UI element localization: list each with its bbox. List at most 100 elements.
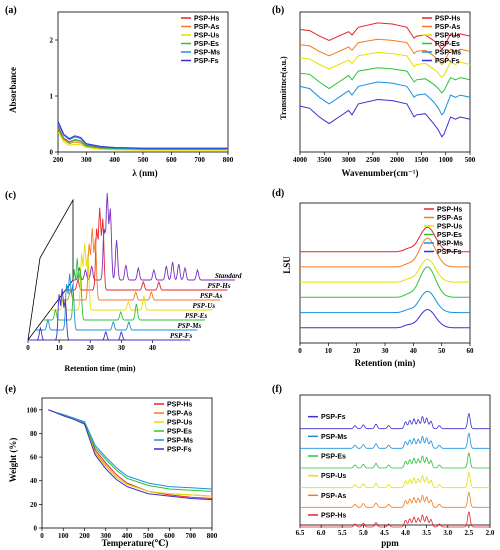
e-y-tick-label: 60: [30, 454, 38, 462]
a-x-tick-label: 800: [223, 156, 234, 164]
e-x-tick-label: 300: [101, 532, 112, 540]
f-xlabel: ppm: [381, 538, 399, 548]
a-legend-entry: PSP-Hs: [194, 16, 219, 23]
c-trace-psp-hs: [65, 207, 206, 291]
f-x-tick-label: 4.0: [401, 529, 410, 537]
c-trace-psp-es: [43, 258, 183, 321]
e-legend-entry: PSP-Fs: [167, 447, 192, 454]
a-legend-entry: PSP-As: [194, 24, 219, 31]
a-legend-entry: PSP-Fs: [194, 58, 219, 65]
f-x-tick-label: 2.5: [465, 529, 474, 537]
f-legend-entry: PSP-Ms: [321, 434, 347, 441]
e-x-tick-label: 700: [186, 532, 197, 540]
b-series-line-psp-fs: [299, 98, 471, 138]
f-series-line-psp-us: [300, 471, 490, 489]
b-x-tick-label: 4000: [293, 156, 308, 164]
a-legend-entry: PSP-Us: [194, 33, 219, 40]
e-x-tick-label: 400: [122, 532, 133, 540]
e-x-tick-label: 600: [164, 532, 175, 540]
a-series-line-psp-us: [57, 132, 228, 151]
b-series-line-psp-hs: [299, 22, 471, 50]
b-legend-entry: PSP-Es: [435, 41, 460, 48]
a-y-tick-label: 2: [50, 37, 54, 45]
f-x-tick-label: 4.5: [380, 529, 389, 537]
b-x-tick-label: 2500: [366, 156, 381, 164]
c-x-tick-label: 10: [56, 344, 64, 352]
a-x-tick-label: 600: [166, 156, 177, 164]
b-x-tick-label: 1500: [414, 156, 429, 164]
f-legend-entry: PSP-Es: [321, 454, 346, 461]
e-y-tick-label: 40: [30, 477, 38, 485]
a-legend-entry: PSP-Es: [194, 41, 219, 48]
d-series-line-psp-es: [300, 266, 470, 298]
a-x-tick-label: 300: [81, 156, 92, 164]
panel-label-c: (c): [5, 190, 16, 201]
f-x-tick-label: 5.5: [338, 529, 347, 537]
e-legend-entry: PSP-Es: [167, 429, 192, 436]
f-x-tick-label: 3.0: [443, 529, 452, 537]
f-legend-entry: PSP-As: [321, 493, 346, 500]
c-trace-label: PSP-As: [200, 292, 222, 300]
c-trace-psp-ms: [35, 273, 176, 331]
d-legend-entry: PSP-Fs: [437, 249, 462, 256]
b-legend-entry: PSP-As: [435, 24, 460, 31]
d-x-tick-label: 30: [382, 347, 390, 355]
d-legend-entry: PSP-Ms: [437, 241, 463, 248]
b-x-tick-label: 3000: [342, 156, 357, 164]
c-trace-standard: [73, 192, 213, 281]
d-ylabel: LSU: [282, 256, 292, 274]
a-x-tick-label: 400: [109, 156, 120, 164]
b-plot-frame: [299, 11, 471, 153]
c-x-tick-label: 40: [149, 344, 157, 352]
d-legend-entry: PSP-Hs: [437, 207, 462, 214]
c-x-tick-label: 20: [87, 344, 95, 352]
d-series-line-psp-hs: [300, 226, 470, 253]
e-y-tick-label: 20: [30, 501, 38, 509]
e-x-tick-label: 200: [79, 532, 90, 540]
d-legend-entry: PSP-Es: [437, 232, 462, 239]
e-legend-entry: PSP-As: [167, 411, 192, 418]
e-legend-entry: PSP-Hs: [167, 402, 192, 409]
a-series-line-psp-es: [57, 128, 228, 150]
d-x-tick-label: 10: [325, 347, 333, 355]
d-x-tick-label: 60: [467, 347, 475, 355]
d-x-tick-label: 50: [438, 347, 446, 355]
f-legend-entry: PSP-Us: [321, 473, 346, 480]
a-series-line-psp-fs: [57, 120, 228, 149]
panel-label-f: (f): [272, 384, 282, 395]
f-x-tick-label: 6.0: [317, 529, 326, 537]
a-y-tick-label: 1: [50, 93, 54, 101]
a-x-tick-label: 200: [53, 156, 64, 164]
e-x-tick-label: 0: [40, 532, 44, 540]
d-series-line-psp-as: [300, 237, 470, 268]
a-legend-entry: PSP-Ms: [194, 50, 220, 57]
f-x-tick-label: 2.0: [486, 529, 495, 537]
d-x-tick-label: 20: [353, 347, 361, 355]
c-trace-label: PSP-Ms: [178, 322, 202, 330]
b-series-line-psp-ms: [299, 81, 471, 116]
e-ylabel: Weight (%): [8, 438, 18, 483]
panel-label-e: (e): [5, 384, 16, 395]
f-series-line-psp-hs: [300, 511, 490, 528]
c-trace-psp-as: [58, 228, 198, 301]
d-x-tick-label: 40: [410, 347, 418, 355]
c-x-tick-label: 0: [26, 344, 30, 352]
a-x-tick-label: 700: [194, 156, 205, 164]
f-series-line-psp-es: [300, 452, 490, 469]
f-legend-entry: PSP-Fs: [321, 414, 346, 421]
d-series-line-psp-fs: [300, 308, 470, 329]
c-x-tick-label: 30: [118, 344, 126, 352]
a-x-tick-label: 500: [138, 156, 149, 164]
e-x-tick-label: 800: [207, 532, 218, 540]
b-x-tick-label: 3500: [317, 156, 332, 164]
e-y-tick-label: 100: [27, 406, 38, 414]
e-legend-entry: PSP-Us: [167, 420, 192, 427]
a-ylabel: Absorbance: [8, 67, 18, 113]
b-legend-entry: PSP-Ms: [435, 50, 461, 57]
b-legend-entry: PSP-Us: [435, 33, 460, 40]
b-series-line-psp-us: [299, 51, 471, 79]
c-trace-label: PSP-Es: [185, 312, 207, 320]
c-trace-label: PSP-Us: [193, 302, 216, 310]
c-trace-label: PSP-Fs: [170, 332, 192, 340]
panel-label-b: (b): [272, 5, 284, 16]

WRITTEN INSTRUCTION:
Copy out all of the data above line for line, with no changes, but leave out any pictures.

COMPLETE ANSWER:
UI element localization: list each with its bbox. List at most 100 elements.
e-y-tick-label: 60: [30, 454, 38, 462]
a-x-tick-label: 800: [223, 156, 234, 164]
e-x-tick-label: 300: [101, 532, 112, 540]
f-xlabel: ppm: [381, 538, 399, 548]
a-legend-entry: PSP-Hs: [194, 16, 219, 23]
c-trace-psp-hs: [65, 207, 206, 291]
f-x-tick-label: 4.0: [401, 529, 410, 537]
c-trace-psp-es: [43, 258, 183, 321]
e-legend-entry: PSP-Fs: [167, 447, 192, 454]
a-legend-entry: PSP-As: [194, 24, 219, 31]
a-legend-entry: PSP-Fs: [194, 58, 219, 65]
f-x-tick-label: 2.5: [465, 529, 474, 537]
f-legend-entry: PSP-Ms: [321, 434, 347, 441]
e-x-tick-label: 700: [186, 532, 197, 540]
b-series-line-psp-fs: [299, 98, 471, 138]
f-series-line-psp-us: [300, 471, 490, 489]
b-x-tick-label: 4000: [293, 156, 308, 164]
a-legend-entry: PSP-Us: [194, 33, 219, 40]
e-x-tick-label: 400: [122, 532, 133, 540]
e-x-tick-label: 600: [164, 532, 175, 540]
a-series-line-psp-us: [57, 132, 228, 151]
b-series-line-psp-hs: [299, 22, 471, 50]
b-legend-entry: PSP-Es: [435, 41, 460, 48]
a-y-tick-label: 2: [50, 37, 54, 45]
f-x-tick-label: 4.5: [380, 529, 389, 537]
b-x-tick-label: 2500: [366, 156, 381, 164]
c-x-tick-label: 10: [56, 344, 64, 352]
a-x-tick-label: 600: [166, 156, 177, 164]
b-x-tick-label: 1500: [414, 156, 429, 164]
f-legend-entry: PSP-Es: [321, 454, 346, 461]
e-y-tick-label: 40: [30, 477, 38, 485]
a-legend-entry: PSP-Es: [194, 41, 219, 48]
d-series-line-psp-es: [300, 266, 470, 298]
a-x-tick-label: 300: [81, 156, 92, 164]
panel-label-c: (c): [5, 190, 16, 201]
f-x-tick-label: 5.5: [338, 529, 347, 537]
e-legend-entry: PSP-Es: [167, 429, 192, 436]
f-x-tick-label: 3.0: [443, 529, 452, 537]
f-legend-entry: PSP-As: [321, 493, 346, 500]
c-trace-label: PSP-As: [200, 292, 222, 300]
c-trace-psp-ms: [35, 273, 176, 331]
d-legend-entry: PSP-Fs: [437, 249, 462, 256]
b-legend-entry: PSP-As: [435, 24, 460, 31]
d-x-tick-label: 30: [382, 347, 390, 355]
d-legend-entry: PSP-Ms: [437, 241, 463, 248]
b-x-tick-label: 3000: [342, 156, 357, 164]
c-trace-standard: [73, 192, 213, 281]
d-ylabel: LSU: [282, 256, 292, 274]
a-x-tick-label: 400: [109, 156, 120, 164]
b-plot-frame: [299, 11, 471, 153]
c-x-tick-label: 40: [149, 344, 157, 352]
d-legend-entry: PSP-Hs: [437, 207, 462, 214]
c-x-tick-label: 20: [87, 344, 95, 352]
d-series-line-psp-hs: [300, 226, 470, 253]
e-y-tick-label: 20: [30, 501, 38, 509]
e-x-tick-label: 200: [79, 532, 90, 540]
d-legend-entry: PSP-Es: [437, 232, 462, 239]
e-legend-entry: PSP-As: [167, 411, 192, 418]
e-legend-entry: PSP-Hs: [167, 402, 192, 409]
a-series-line-psp-es: [57, 128, 228, 150]
d-x-tick-label: 10: [325, 347, 333, 355]
d-x-tick-label: 60: [467, 347, 475, 355]
d-x-tick-label: 50: [438, 347, 446, 355]
f-legend-entry: PSP-Us: [321, 473, 346, 480]
a-series-line-psp-fs: [57, 120, 228, 149]
panel-label-f: (f): [272, 384, 282, 395]
f-x-tick-label: 6.0: [317, 529, 326, 537]
a-y-tick-label: 1: [50, 93, 54, 101]
a-x-tick-label: 200: [53, 156, 64, 164]
e-x-tick-label: 0: [40, 532, 44, 540]
d-series-line-psp-as: [300, 237, 470, 268]
a-legend-entry: PSP-Ms: [194, 50, 220, 57]
f-x-tick-label: 2.0: [486, 529, 495, 537]
d-x-tick-label: 20: [353, 347, 361, 355]
c-trace-label: PSP-Ms: [178, 322, 202, 330]
b-series-line-psp-ms: [299, 81, 471, 116]
e-ylabel: Weight (%): [8, 438, 18, 483]
panel-label-e: (e): [5, 384, 16, 395]
f-series-line-psp-hs: [300, 511, 490, 528]
c-trace-psp-as: [58, 228, 198, 301]
d-x-tick-label: 40: [410, 347, 418, 355]
c-x-tick-label: 0: [26, 344, 30, 352]
a-x-tick-label: 700: [194, 156, 205, 164]
f-series-line-psp-es: [300, 452, 490, 469]
f-legend-entry: PSP-Fs: [321, 414, 346, 421]
d-series-line-psp-fs: [300, 308, 470, 329]
c-x-tick-label: 30: [118, 344, 126, 352]
a-x-tick-label: 500: [138, 156, 149, 164]
e-x-tick-label: 800: [207, 532, 218, 540]
b-x-tick-label: 3500: [317, 156, 332, 164]
e-y-tick-label: 100: [27, 406, 38, 414]
e-legend-entry: PSP-Us: [167, 420, 192, 427]
a-ylabel: Absorbance: [8, 67, 18, 113]
b-legend-entry: PSP-Ms: [435, 50, 461, 57]
b-legend-entry: PSP-Us: [435, 33, 460, 40]
b-series-line-psp-us: [299, 51, 471, 79]
c-trace-label: PSP-Es: [185, 312, 207, 320]
c-trace-label: PSP-Us: [193, 302, 216, 310]
c-trace-label: PSP-Fs: [170, 332, 192, 340]
panel-label-b: (b): [272, 5, 284, 16]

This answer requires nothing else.